Records about charts and figures

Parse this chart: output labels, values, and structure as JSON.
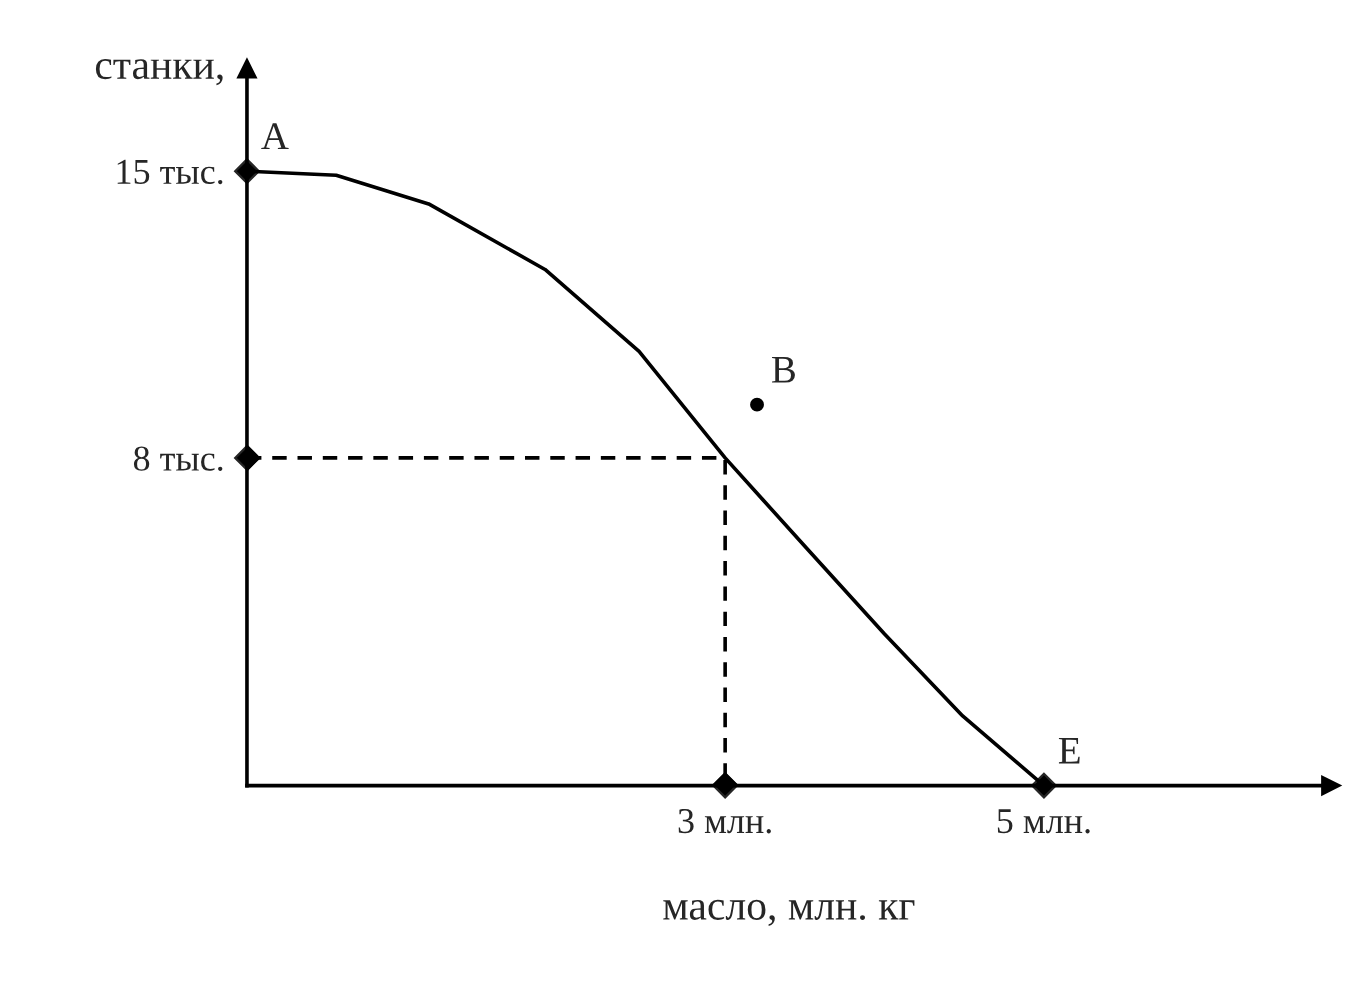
{
  "chart_data": {
    "type": "line",
    "xlabel": "масло, млн. кг",
    "ylabel": "станки,",
    "x": [
      0,
      0.56,
      1.14,
      1.87,
      2.46,
      3,
      3.51,
      4.0,
      4.49,
      5
    ],
    "series": [
      {
        "color": "#000000",
        "marker": "none",
        "values": [
          15,
          14.9,
          14.2,
          12.6,
          10.6,
          8,
          5.8,
          3.7,
          1.7,
          0
        ]
      },
      {
        "type": "line",
        "line_style": "dashed",
        "marker": "diamond",
        "color": "#000000",
        "x": [
          0,
          3,
          3
        ],
        "values": [
          8,
          8,
          0
        ]
      },
      {
        "type": "scatter",
        "marker": "circle",
        "color": "#000000",
        "x": [
          3.2
        ],
        "values": [
          9.3
        ]
      }
    ],
    "xlim": [
      0,
      6.8
    ],
    "ylim": [
      0,
      17.5
    ],
    "xticks": [
      {
        "value": 3,
        "label": "3 млн."
      },
      {
        "value": 5,
        "label": "5 млн."
      }
    ],
    "yticks": [
      {
        "value": 8,
        "label": "8 тыс."
      },
      {
        "value": 15,
        "label": "15 тыс."
      }
    ],
    "annotations": [
      {
        "text": "A",
        "x": 0,
        "y": 15
      },
      {
        "text": "B",
        "x": 3.2,
        "y": 9.3
      },
      {
        "text": "E",
        "x": 5,
        "y": 0
      }
    ],
    "grid": false,
    "legend": false
  }
}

WRITTEN PROBLEM >>
Give back every line exactly as it stands, pictures excluded.

REPLY >>
Parse this chart: output labels, values, and structure as JSON.
{
  "chart_data": {
    "type": "line",
    "xlabel": "масло, млн. кг",
    "ylabel": "станки,",
    "x": [
      0,
      0.56,
      1.14,
      1.87,
      2.46,
      3,
      3.51,
      4.0,
      4.49,
      5
    ],
    "series": [
      {
        "color": "#000000",
        "marker": "none",
        "values": [
          15,
          14.9,
          14.2,
          12.6,
          10.6,
          8,
          5.8,
          3.7,
          1.7,
          0
        ]
      },
      {
        "type": "line",
        "line_style": "dashed",
        "marker": "diamond",
        "color": "#000000",
        "x": [
          0,
          3,
          3
        ],
        "values": [
          8,
          8,
          0
        ]
      },
      {
        "type": "scatter",
        "marker": "circle",
        "color": "#000000",
        "x": [
          3.2
        ],
        "values": [
          9.3
        ]
      }
    ],
    "xlim": [
      0,
      6.8
    ],
    "ylim": [
      0,
      17.5
    ],
    "xticks": [
      {
        "value": 3,
        "label": "3 млн."
      },
      {
        "value": 5,
        "label": "5 млн."
      }
    ],
    "yticks": [
      {
        "value": 8,
        "label": "8 тыс."
      },
      {
        "value": 15,
        "label": "15 тыс."
      }
    ],
    "annotations": [
      {
        "text": "A",
        "x": 0,
        "y": 15
      },
      {
        "text": "B",
        "x": 3.2,
        "y": 9.3
      },
      {
        "text": "E",
        "x": 5,
        "y": 0
      }
    ],
    "grid": false,
    "legend": false
  }
}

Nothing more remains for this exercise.